Required work:
Using the entries that follow, collect the lines where the word "true" appears.

Recorded information:

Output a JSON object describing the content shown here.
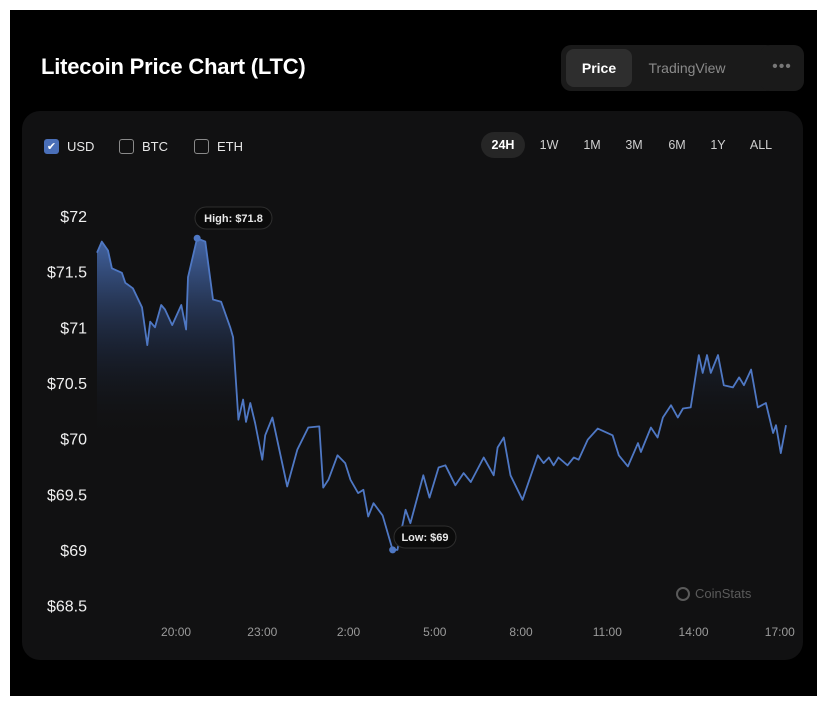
{
  "header": {
    "title": "Litecoin Price Chart (LTC)",
    "view_tabs": [
      {
        "label": "Price",
        "active": true
      },
      {
        "label": "TradingView",
        "active": false
      }
    ],
    "more_icon": "ellipsis-icon",
    "more_label": "•••"
  },
  "currencies": [
    {
      "label": "USD",
      "checked": true
    },
    {
      "label": "BTC",
      "checked": false
    },
    {
      "label": "ETH",
      "checked": false
    }
  ],
  "ranges": [
    {
      "label": "24H",
      "active": true
    },
    {
      "label": "1W",
      "active": false
    },
    {
      "label": "1M",
      "active": false
    },
    {
      "label": "3M",
      "active": false
    },
    {
      "label": "6M",
      "active": false
    },
    {
      "label": "1Y",
      "active": false
    },
    {
      "label": "ALL",
      "active": false
    }
  ],
  "watermark": "CoinStats",
  "colors": {
    "line": "#4f78c4",
    "accent": "#4a6fb8",
    "background": "#111112"
  },
  "chart_data": {
    "type": "area",
    "xlabel": "",
    "ylabel": "",
    "y_ticks": [
      "$68.5",
      "$69",
      "$69.5",
      "$70",
      "$70.5",
      "$71",
      "$71.5",
      "$72"
    ],
    "y_tick_values": [
      68.5,
      69,
      69.5,
      70,
      70.5,
      71,
      71.5,
      72
    ],
    "x_ticks": [
      "20:00",
      "23:00",
      "2:00",
      "5:00",
      "8:00",
      "11:00",
      "14:00",
      "17:00"
    ],
    "ylim": [
      68.33,
      72.32
    ],
    "grid": false,
    "annotations": {
      "high": "High: $71.8",
      "low": "Low: $69"
    },
    "high": 71.8,
    "low": 69,
    "series": [
      {
        "x": [
          "17:15",
          "17:25",
          "17:38",
          "17:46",
          "18:07",
          "18:14",
          "18:30",
          "18:49",
          "19:00",
          "19:06",
          "19:16",
          "19:29",
          "19:37",
          "19:52",
          "20:11",
          "20:21",
          "20:25",
          "20:44",
          "21:01",
          "21:17",
          "21:34",
          "21:53",
          "21:59",
          "22:10",
          "22:20",
          "22:26",
          "22:35",
          "22:45",
          "23:00",
          "23:06",
          "23:21",
          "23:52",
          "00:13",
          "00:36",
          "00:59",
          "01:07",
          "01:18",
          "01:37",
          "01:53",
          "02:04",
          "02:20",
          "02:31",
          "02:41",
          "02:52",
          "03:11",
          "03:32",
          "03:42",
          "03:59",
          "04:09",
          "04:36",
          "04:49",
          "05:08",
          "05:22",
          "05:43",
          "06:00",
          "06:15",
          "06:42",
          "07:03",
          "07:11",
          "07:24",
          "07:38",
          "08:03",
          "08:35",
          "08:47",
          "08:58",
          "09:08",
          "09:18",
          "09:37",
          "09:50",
          "10:00",
          "10:19",
          "10:40",
          "11:11",
          "11:24",
          "11:43",
          "12:04",
          "12:10",
          "12:31",
          "12:45",
          "12:56",
          "13:13",
          "13:27",
          "13:38",
          "13:54",
          "14:11",
          "14:19",
          "14:28",
          "14:36",
          "14:51",
          "15:03",
          "15:22",
          "15:35",
          "15:45",
          "16:00",
          "16:14",
          "16:31",
          "16:46",
          "16:52",
          "17:02",
          "17:13"
        ],
        "y": [
          71.67,
          71.77,
          71.69,
          71.53,
          71.49,
          71.4,
          71.35,
          71.18,
          70.84,
          71.05,
          71.0,
          71.2,
          71.16,
          71.02,
          71.2,
          70.98,
          71.45,
          71.8,
          71.77,
          71.25,
          71.23,
          71.0,
          70.91,
          70.17,
          70.35,
          70.15,
          70.32,
          70.14,
          69.81,
          70.03,
          70.19,
          69.57,
          69.9,
          70.1,
          70.11,
          69.56,
          69.63,
          69.85,
          69.78,
          69.63,
          69.51,
          69.54,
          69.3,
          69.42,
          69.31,
          69.0,
          69.0,
          69.36,
          69.24,
          69.67,
          69.47,
          69.74,
          69.76,
          69.58,
          69.69,
          69.61,
          69.83,
          69.67,
          69.92,
          70.01,
          69.67,
          69.45,
          69.85,
          69.78,
          69.83,
          69.76,
          69.83,
          69.76,
          69.83,
          69.81,
          69.99,
          70.09,
          70.03,
          69.85,
          69.75,
          69.96,
          69.88,
          70.1,
          70.01,
          70.19,
          70.3,
          70.19,
          70.27,
          70.28,
          70.75,
          70.59,
          70.75,
          70.59,
          70.75,
          70.48,
          70.46,
          70.55,
          70.48,
          70.62,
          70.28,
          70.32,
          70.05,
          70.12,
          69.87,
          70.12
        ]
      }
    ]
  }
}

The response:
        "active": true
      "checked": true
      "active": true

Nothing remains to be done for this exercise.